### Exercise prompt
Reproduce, without any change, the lines of the data starting at the line that contains "x-tick-label: 0: [76, 547, 86, 568]" and ending after the line that contains "x-tick-label: 100: [304, 547, 333, 568]".

==== Records supplied ====

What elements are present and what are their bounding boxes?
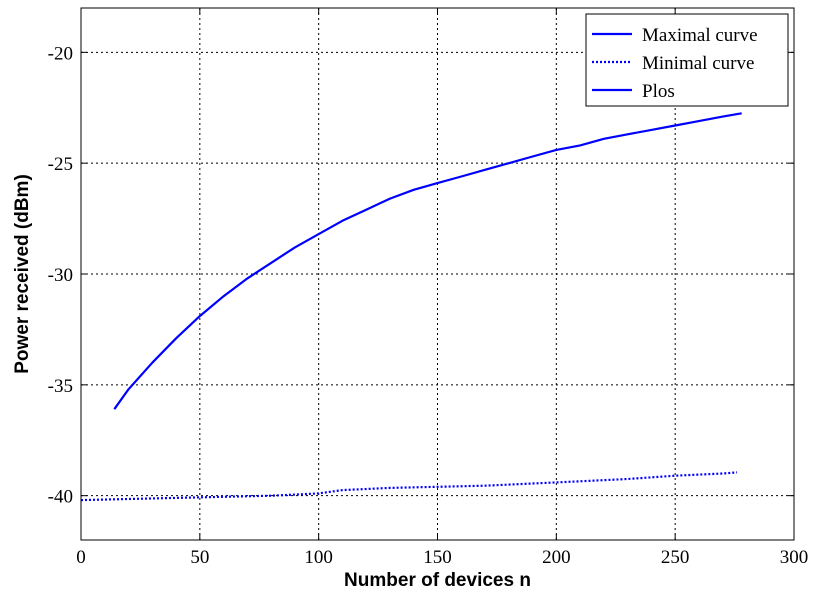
x-tick-label: 0: [76, 547, 86, 568]
y-axis-title: Power received (dBm): [12, 174, 33, 374]
axis-ticks: [80, 8, 795, 540]
series-line-1: [80, 471, 738, 502]
x-tick-label: 200: [542, 547, 571, 568]
x-tick-label: 100: [304, 547, 333, 568]
tick-labels: 0 50 100 150 200 250 300 -40 -35 -30 -25 -20: [48, 43, 809, 568]
legend-label-0: Maximal curve: [642, 25, 758, 46]
x-tick-label: 150: [423, 547, 452, 568]
legend-label-2: Plos: [642, 81, 675, 102]
y-tick-label: -35: [48, 376, 73, 397]
x-tick-label: 300: [780, 547, 809, 568]
legend-label-1: Minimal curve: [642, 53, 754, 74]
x-axis-title: Number of devices n: [344, 570, 531, 591]
x-tick-label: 50: [190, 547, 209, 568]
y-tick-label: -25: [48, 154, 73, 175]
series-layer: [80, 112, 742, 502]
y-tick-label: -40: [48, 487, 73, 508]
y-tick-label: -20: [48, 43, 73, 64]
x-tick-label: 250: [661, 547, 690, 568]
y-tick-label: -30: [48, 265, 73, 286]
grid-lines: [81, 8, 794, 540]
series-line-0: [113, 112, 742, 410]
legend: Maximal curve Minimal curve Plos: [585, 13, 789, 107]
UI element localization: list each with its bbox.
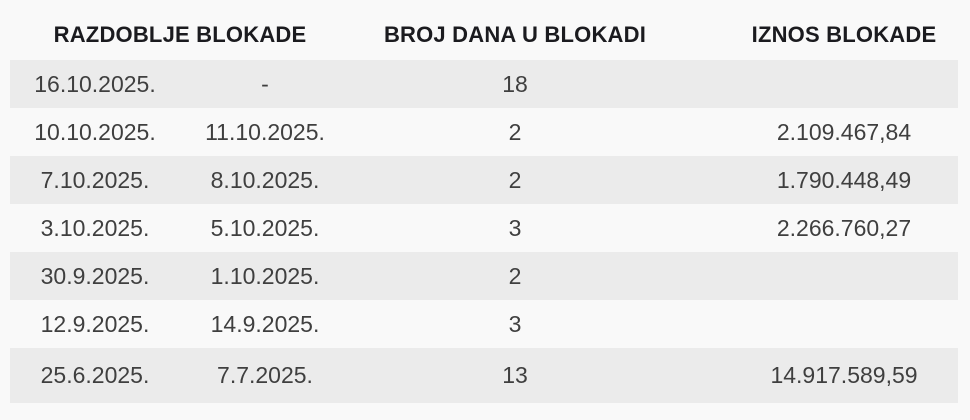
cell-date-to: - <box>261 70 269 97</box>
cell-amount: 2.109.467,84 <box>776 118 912 145</box>
table-row: 12.9.2025. 14.9.2025. 3 <box>10 300 958 348</box>
page: RAZDOBLJE BLOKADE BROJ DANA U BLOKADI IZ… <box>10 10 958 403</box>
cell-date-to: 11.10.2025. <box>205 118 325 145</box>
table-row: 3.10.2025. 5.10.2025. 3 2.266.760,27 <box>10 204 958 252</box>
cell-days: 18 <box>502 70 528 97</box>
cell-date-from: 30.9.2025. <box>40 262 150 289</box>
cell-days: 3 <box>508 214 522 241</box>
table-row: 30.9.2025. 1.10.2025. 2 <box>10 252 958 300</box>
cell-days: 13 <box>502 362 528 388</box>
column-header-amount: IZNOS BLOKADE <box>751 22 937 47</box>
cell-date-from: 25.6.2025. <box>40 362 150 388</box>
table-body: 16.10.2025. - 18 10.10.2025. 11.10.2025. 2 2.1… <box>10 60 958 403</box>
cell-date-from: 3.10.2025. <box>40 214 150 241</box>
cell-amount: 1.790.448,49 <box>776 166 912 193</box>
cell-date-to: 5.10.2025. <box>210 214 320 241</box>
cell-amount <box>680 60 958 108</box>
cell-date-from: 16.10.2025. <box>34 70 156 97</box>
cell-date-to: 14.9.2025. <box>210 310 320 337</box>
table-row: 16.10.2025. - 18 <box>10 60 958 108</box>
table-header: RAZDOBLJE BLOKADE BROJ DANA U BLOKADI IZ… <box>10 10 958 60</box>
cell-date-to: 1.10.2025. <box>210 262 320 289</box>
cell-date-to: 7.7.2025. <box>217 362 313 388</box>
cell-days: 2 <box>508 262 522 289</box>
cell-amount <box>680 300 958 348</box>
cell-date-from: 10.10.2025. <box>34 118 156 145</box>
blockade-table: RAZDOBLJE BLOKADE BROJ DANA U BLOKADI IZ… <box>10 10 958 403</box>
cell-days: 3 <box>508 310 522 337</box>
table-row: 10.10.2025. 11.10.2025. 2 2.109.467,84 <box>10 108 958 156</box>
cell-amount: 2.266.760,27 <box>776 214 912 241</box>
table-row: 7.10.2025. 8.10.2025. 2 1.790.448,49 <box>10 156 958 204</box>
cell-amount: 14.917.589,59 <box>770 362 918 388</box>
header-row: RAZDOBLJE BLOKADE BROJ DANA U BLOKADI IZ… <box>10 10 958 60</box>
column-header-period: RAZDOBLJE BLOKADE <box>53 22 307 47</box>
cell-amount <box>680 252 958 300</box>
column-header-days: BROJ DANA U BLOKADI <box>383 22 647 47</box>
cell-date-from: 12.9.2025. <box>40 310 150 337</box>
cell-date-to: 8.10.2025. <box>210 166 320 193</box>
table-row: 25.6.2025. 7.7.2025. 13 14.917.589,59 <box>10 348 958 403</box>
cell-days: 2 <box>508 166 522 193</box>
cell-days: 2 <box>508 118 522 145</box>
cell-date-from: 7.10.2025. <box>40 166 150 193</box>
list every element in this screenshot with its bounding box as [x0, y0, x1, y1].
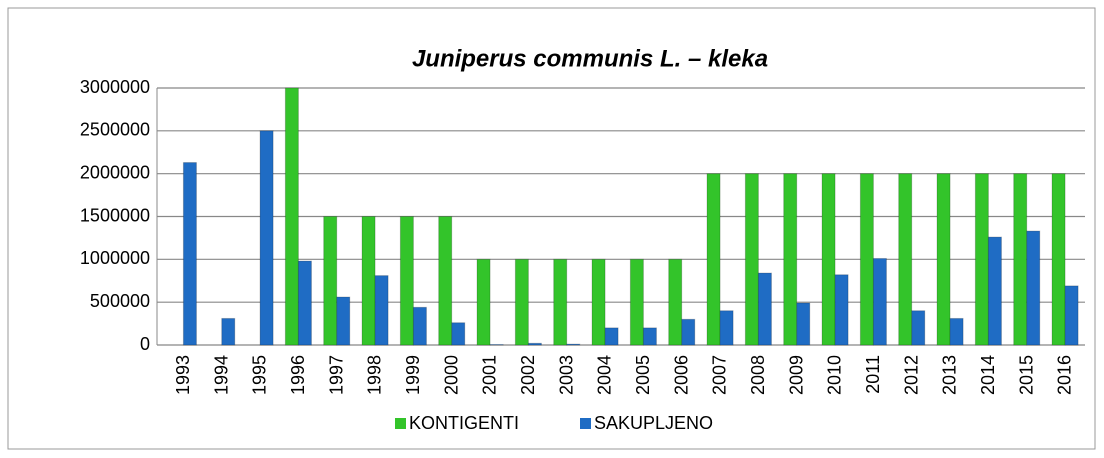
x-tick-label: 2005 [633, 355, 653, 395]
bar [438, 216, 453, 346]
x-tick-label: 2015 [1016, 355, 1036, 395]
bar [604, 327, 619, 346]
x-tick-label: 2008 [748, 355, 768, 395]
bar [1013, 173, 1028, 346]
bar [719, 310, 734, 346]
bar [681, 318, 696, 346]
legend-swatch [580, 418, 591, 429]
bar [706, 173, 721, 346]
bar [399, 216, 414, 346]
x-tick-label: 1999 [403, 355, 423, 395]
x-tick-label: 1997 [326, 355, 346, 395]
x-tick-label: 2006 [671, 355, 691, 395]
bar [1051, 173, 1066, 346]
bar [591, 258, 606, 346]
bar [412, 306, 427, 346]
bar [629, 258, 644, 346]
x-tick-label: 2014 [978, 355, 998, 395]
bar [451, 322, 466, 346]
bar [668, 258, 683, 346]
x-tick-label: 1996 [288, 355, 308, 395]
y-tick-label: 2000000 [80, 162, 150, 182]
legend-swatch [395, 418, 406, 429]
bar [757, 272, 772, 346]
y-tick-label: 2500000 [80, 120, 150, 140]
bar [744, 173, 759, 346]
x-tick-label: 2003 [556, 355, 576, 395]
y-tick-label: 500000 [90, 291, 150, 311]
x-tick-label: 1995 [250, 355, 270, 395]
x-tick-label: 2002 [518, 355, 538, 395]
x-tick-label: 2016 [1055, 355, 1075, 395]
x-tick-label: 2013 [940, 355, 960, 395]
x-tick-label: 2001 [480, 355, 500, 395]
bar [987, 236, 1002, 346]
y-tick-label: 0 [140, 334, 150, 354]
bar [297, 260, 312, 346]
y-tick-label: 1000000 [80, 248, 150, 268]
bar [566, 343, 581, 346]
bar [476, 258, 491, 346]
bar [1026, 230, 1041, 346]
bar [1064, 285, 1079, 346]
x-tick-label: 2009 [786, 355, 806, 395]
bar [514, 258, 529, 346]
x-tick-label: 2007 [710, 355, 730, 395]
bar [374, 275, 389, 346]
bar [949, 317, 964, 346]
bar [936, 173, 951, 346]
chart-title: Juniperus communis L. – kleka [412, 45, 768, 72]
bar [872, 257, 887, 346]
x-tick-label: 1998 [365, 355, 385, 395]
bar [783, 173, 798, 346]
x-tick-label: 2011 [863, 355, 883, 394]
bar [796, 302, 811, 346]
bar [821, 173, 836, 346]
bar [974, 173, 989, 346]
x-tick-label: 2000 [441, 355, 461, 395]
x-tick-label: 2004 [595, 355, 615, 395]
bar [642, 327, 657, 346]
bar [259, 130, 274, 346]
bar [859, 173, 874, 346]
bar [323, 216, 338, 346]
x-tick-label: 2012 [901, 355, 921, 395]
bar [553, 258, 568, 346]
bar [834, 274, 849, 346]
legend-label: KONTIGENTI [409, 413, 519, 433]
bar [911, 310, 926, 346]
bar [527, 342, 542, 346]
bar [336, 296, 351, 346]
bar [898, 173, 913, 346]
bar [221, 317, 236, 346]
bar [284, 87, 299, 346]
x-tick-label: 2010 [825, 355, 845, 395]
bar [182, 162, 197, 346]
y-tick-label: 3000000 [80, 77, 150, 97]
x-tick-label: 1993 [173, 355, 193, 395]
bar [361, 216, 376, 346]
legend-label: SAKUPLJENO [594, 413, 713, 433]
x-tick-label: 1994 [211, 355, 231, 395]
chart-frame [7, 7, 1096, 450]
y-tick-label: 1500000 [80, 205, 150, 225]
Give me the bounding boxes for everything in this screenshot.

====

### Answer to the problem
x-tick-label: 0: [76, 547, 86, 568]
y-axis-title: Power received (dBm): [12, 174, 33, 374]
axis-ticks: [80, 8, 795, 540]
series-line-1: [80, 471, 738, 502]
x-tick-label: 200: [542, 547, 571, 568]
x-tick-label: 100: [304, 547, 333, 568]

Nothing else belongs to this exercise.